§ **SET TASK**:
Transcribe each record exactly. Include every one.

§ **PROVIDED RECORDS**:
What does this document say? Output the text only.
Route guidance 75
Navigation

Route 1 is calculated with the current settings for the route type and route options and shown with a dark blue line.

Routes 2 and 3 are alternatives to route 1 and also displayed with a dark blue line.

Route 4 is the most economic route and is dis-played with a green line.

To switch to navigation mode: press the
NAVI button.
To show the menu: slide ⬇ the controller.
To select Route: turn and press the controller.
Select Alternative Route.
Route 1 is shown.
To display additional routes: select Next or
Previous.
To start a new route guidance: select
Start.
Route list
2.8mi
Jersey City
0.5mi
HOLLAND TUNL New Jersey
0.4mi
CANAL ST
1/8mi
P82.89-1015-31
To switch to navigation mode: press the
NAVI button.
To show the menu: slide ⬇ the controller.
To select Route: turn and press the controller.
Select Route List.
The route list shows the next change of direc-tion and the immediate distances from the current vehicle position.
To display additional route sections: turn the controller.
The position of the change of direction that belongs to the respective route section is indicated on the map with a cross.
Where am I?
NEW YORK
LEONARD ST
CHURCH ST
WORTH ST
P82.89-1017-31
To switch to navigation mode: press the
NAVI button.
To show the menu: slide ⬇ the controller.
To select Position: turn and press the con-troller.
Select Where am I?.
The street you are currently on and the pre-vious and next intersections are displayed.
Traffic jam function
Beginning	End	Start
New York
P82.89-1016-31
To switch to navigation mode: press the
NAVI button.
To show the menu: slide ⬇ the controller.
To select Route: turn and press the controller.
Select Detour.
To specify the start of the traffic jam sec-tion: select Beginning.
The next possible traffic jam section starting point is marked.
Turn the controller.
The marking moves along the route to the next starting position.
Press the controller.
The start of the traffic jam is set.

§ **CORRECT ANSWER**:
What does this document say? Output the text only.
Route guidance 75
Navigation

Route 1 is calculated with the current settings for the route type and route options and shown with a dark blue line.

Routes 2 and 3 are alternatives to route 1 and also displayed with a dark blue line.

Route 4 is the most economic route and is dis-played with a green line.

To switch to navigation mode: press the
NAVI button.
To show the menu: slide ⬇ the controller.
To select Route: turn and press the controller.
Select Alternative Route.
Route 1 is shown.
To display additional routes: select Next or
Previous.
To start a new route guidance: select
Start.
Route list
2.8mi
Jersey City
0.5mi
HOLLAND TUNL New Jersey
0.4mi
CANAL ST
1/8mi
P82.89-1015-31
To switch to navigation mode: press the
NAVI button.
To show the menu: slide ⬇ the controller.
To select Route: turn and press the controller.
Select Route List.
The route list shows the next change of direc-tion and the immediate distances from the current vehicle position.
To display additional route sections: turn the controller.
The position of the change of direction that belongs to the respective route section is indicated on the map with a cross.
Where am I?
NEW YORK
LEONARD ST
CHURCH ST
WORTH ST
P82.89-1017-31
To switch to navigation mode: press the
NAVI button.
To show the menu: slide ⬇ the controller.
To select Position: turn and press the con-troller.
Select Where am I?.
The street you are currently on and the pre-vious and next intersections are displayed.
Traffic jam function
Beginning	End	Start
New York
P82.89-1016-31
To switch to navigation mode: press the
NAVI button.
To show the menu: slide ⬇ the controller.
To select Route: turn and press the controller.
Select Detour.
To specify the start of the traffic jam sec-tion: select Beginning.
The next possible traffic jam section starting point is marked.
Turn the controller.
The marking moves along the route to the next starting position.
Press the controller.
The start of the traffic jam is set.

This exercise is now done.